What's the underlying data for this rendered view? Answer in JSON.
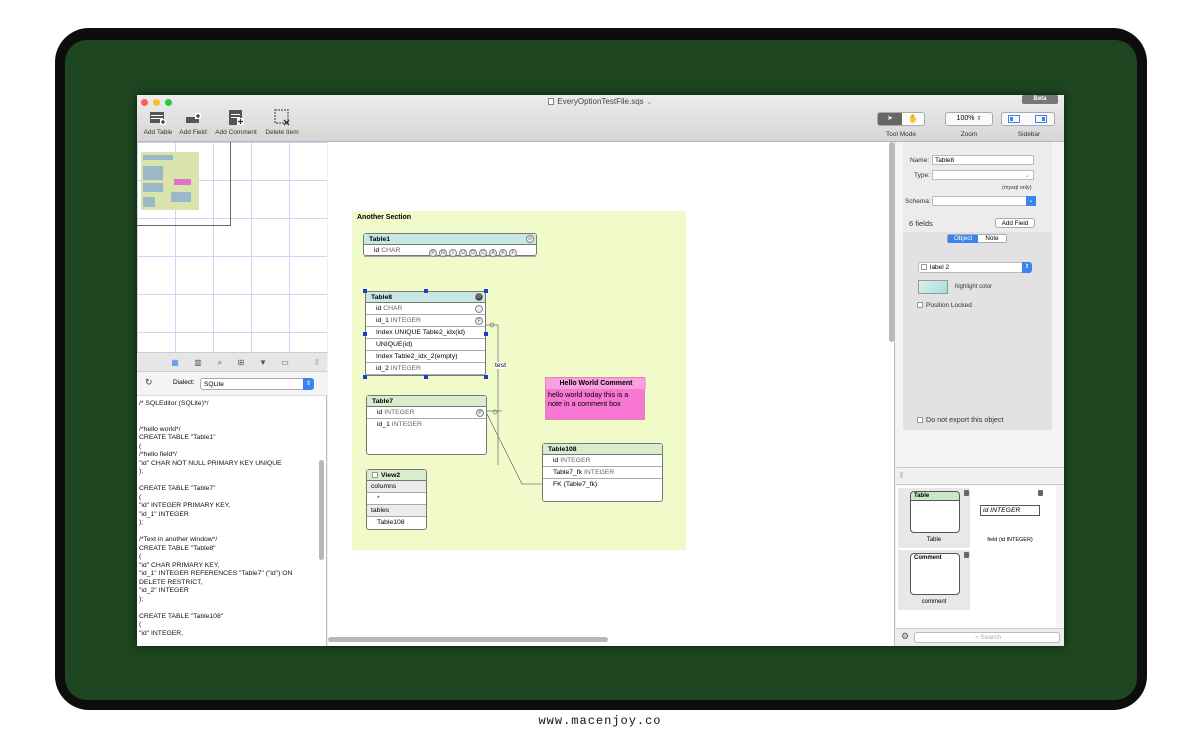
{
  "window": {
    "title": "EveryOptionTestFile.sqs",
    "badge": "Beta"
  },
  "toolbar": {
    "add_table": "Add Table",
    "add_field": "Add Field",
    "add_comment": "Add Comment",
    "delete_item": "Delete Item",
    "tool_mode": "Tool Mode",
    "zoom_value": "100%",
    "zoom": "Zoom",
    "sidebar": "Sidebar"
  },
  "left": {
    "dialect_label": "Dialect:",
    "dialect_value": "SQLite",
    "sql_lines": [
      "/* SQLEditor (SQLite)*/",
      "",
      "",
      "/*hello world*/",
      "CREATE TABLE \"Table1\"",
      "(",
      "/*hello field*/",
      "\"id\" CHAR NOT NULL PRIMARY KEY UNIQUE",
      ");",
      "",
      "CREATE TABLE \"Table7\"",
      "(",
      "\"id\" INTEGER PRIMARY KEY,",
      "\"id_1\" INTEGER",
      ");",
      "",
      "/*Text in another window*/",
      "CREATE TABLE \"Table8\"",
      "(",
      "\"id\" CHAR PRIMARY KEY,",
      "\"id_1\" INTEGER REFERENCES \"Table7\" (\"id\") ON",
      "DELETE RESTRICT,",
      "\"id_2\" INTEGER",
      ");",
      "",
      "CREATE TABLE \"Table108\"",
      "(",
      "\"id\" INTEGER,"
    ]
  },
  "canvas": {
    "section_title": "Another Section",
    "table1": {
      "name": "Table1",
      "rows": [
        {
          "name": "id",
          "type": "CHAR"
        }
      ]
    },
    "table8": {
      "name": "Table8",
      "rows": [
        {
          "name": "id",
          "type": "CHAR"
        },
        {
          "name": "id_1",
          "type": "INTEGER"
        },
        {
          "name": "Index UNIQUE Table2_idx(id)",
          "type": ""
        },
        {
          "name": "UNIQUE(id)",
          "type": ""
        },
        {
          "name": "Index Table2_idx_2(empty)",
          "type": ""
        },
        {
          "name": "id_2",
          "type": "INTEGER"
        }
      ]
    },
    "table7": {
      "name": "Table7",
      "rows": [
        {
          "name": "id",
          "type": "INTEGER"
        },
        {
          "name": "id_1",
          "type": "INTEGER"
        }
      ]
    },
    "view2": {
      "name": "View2",
      "rows": [
        "columns",
        "*",
        "tables",
        "Table108"
      ]
    },
    "table108": {
      "name": "Table108",
      "rows": [
        {
          "name": "id",
          "type": "INTEGER"
        },
        {
          "name": "Table7_fk",
          "type": "INTEGER"
        },
        {
          "name": "FK (Table7_fk)",
          "type": ""
        }
      ]
    },
    "relation_label": "test",
    "comment": {
      "title": "Hello World Comment",
      "text": "hello world  today this is a note in a comment box"
    }
  },
  "inspector": {
    "name_label": "Name:",
    "name_value": "Table8",
    "type_label": "Type:",
    "type_hint": "(mysql only)",
    "schema_label": "Schema:",
    "fields_count": "6 fields",
    "add_field": "Add Field",
    "tab_object": "Object",
    "tab_note": "Note",
    "label_select": "label 2",
    "highlight_color": "highlight color",
    "position_locked": "Position Locked",
    "do_not_export": "Do not export this object"
  },
  "library": {
    "table_head": "Table",
    "table_caption": "Table",
    "field_text": "id INTEGER",
    "field_caption": "field (id INTEGER)",
    "comment_head": "Comment",
    "comment_caption": "comment",
    "search_placeholder": "Search"
  },
  "colors": {
    "accent": "#3b84f0",
    "section": "#f0fbc9",
    "comment": "#f777d3",
    "selection": "#1b3ccf"
  },
  "footer": {
    "caption": "www.macenjoy.co"
  }
}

※

Send back the data above word for word, with the pictures left out.

Full response:
What's the underlying data for this rendered view? Answer in JSON.
{
  "window": {
    "title": "EveryOptionTestFile.sqs",
    "badge": "Beta"
  },
  "toolbar": {
    "add_table": "Add Table",
    "add_field": "Add Field",
    "add_comment": "Add Comment",
    "delete_item": "Delete Item",
    "tool_mode": "Tool Mode",
    "zoom_value": "100%",
    "zoom": "Zoom",
    "sidebar": "Sidebar"
  },
  "left": {
    "dialect_label": "Dialect:",
    "dialect_value": "SQLite",
    "sql_lines": [
      "/* SQLEditor (SQLite)*/",
      "",
      "",
      "/*hello world*/",
      "CREATE TABLE \"Table1\"",
      "(",
      "/*hello field*/",
      "\"id\" CHAR NOT NULL PRIMARY KEY UNIQUE",
      ");",
      "",
      "CREATE TABLE \"Table7\"",
      "(",
      "\"id\" INTEGER PRIMARY KEY,",
      "\"id_1\" INTEGER",
      ");",
      "",
      "/*Text in another window*/",
      "CREATE TABLE \"Table8\"",
      "(",
      "\"id\" CHAR PRIMARY KEY,",
      "\"id_1\" INTEGER REFERENCES \"Table7\" (\"id\") ON",
      "DELETE RESTRICT,",
      "\"id_2\" INTEGER",
      ");",
      "",
      "CREATE TABLE \"Table108\"",
      "(",
      "\"id\" INTEGER,"
    ]
  },
  "canvas": {
    "section_title": "Another Section",
    "table1": {
      "name": "Table1",
      "rows": [
        {
          "name": "id",
          "type": "CHAR"
        }
      ]
    },
    "table8": {
      "name": "Table8",
      "rows": [
        {
          "name": "id",
          "type": "CHAR"
        },
        {
          "name": "id_1",
          "type": "INTEGER"
        },
        {
          "name": "Index UNIQUE Table2_idx(id)",
          "type": ""
        },
        {
          "name": "UNIQUE(id)",
          "type": ""
        },
        {
          "name": "Index Table2_idx_2(empty)",
          "type": ""
        },
        {
          "name": "id_2",
          "type": "INTEGER"
        }
      ]
    },
    "table7": {
      "name": "Table7",
      "rows": [
        {
          "name": "id",
          "type": "INTEGER"
        },
        {
          "name": "id_1",
          "type": "INTEGER"
        }
      ]
    },
    "view2": {
      "name": "View2",
      "rows": [
        "columns",
        "*",
        "tables",
        "Table108"
      ]
    },
    "table108": {
      "name": "Table108",
      "rows": [
        {
          "name": "id",
          "type": "INTEGER"
        },
        {
          "name": "Table7_fk",
          "type": "INTEGER"
        },
        {
          "name": "FK (Table7_fk)",
          "type": ""
        }
      ]
    },
    "relation_label": "test",
    "comment": {
      "title": "Hello World Comment",
      "text": "hello world  today this is a note in a comment box"
    }
  },
  "inspector": {
    "name_label": "Name:",
    "name_value": "Table8",
    "type_label": "Type:",
    "type_hint": "(mysql only)",
    "schema_label": "Schema:",
    "fields_count": "6 fields",
    "add_field": "Add Field",
    "tab_object": "Object",
    "tab_note": "Note",
    "label_select": "label 2",
    "highlight_color": "highlight color",
    "position_locked": "Position Locked",
    "do_not_export": "Do not export this object"
  },
  "library": {
    "table_head": "Table",
    "table_caption": "Table",
    "field_text": "id INTEGER",
    "field_caption": "field (id INTEGER)",
    "comment_head": "Comment",
    "comment_caption": "comment",
    "search_placeholder": "Search"
  },
  "colors": {
    "accent": "#3b84f0",
    "section": "#f0fbc9",
    "comment": "#f777d3",
    "selection": "#1b3ccf"
  },
  "footer": {
    "caption": "www.macenjoy.co"
  }
}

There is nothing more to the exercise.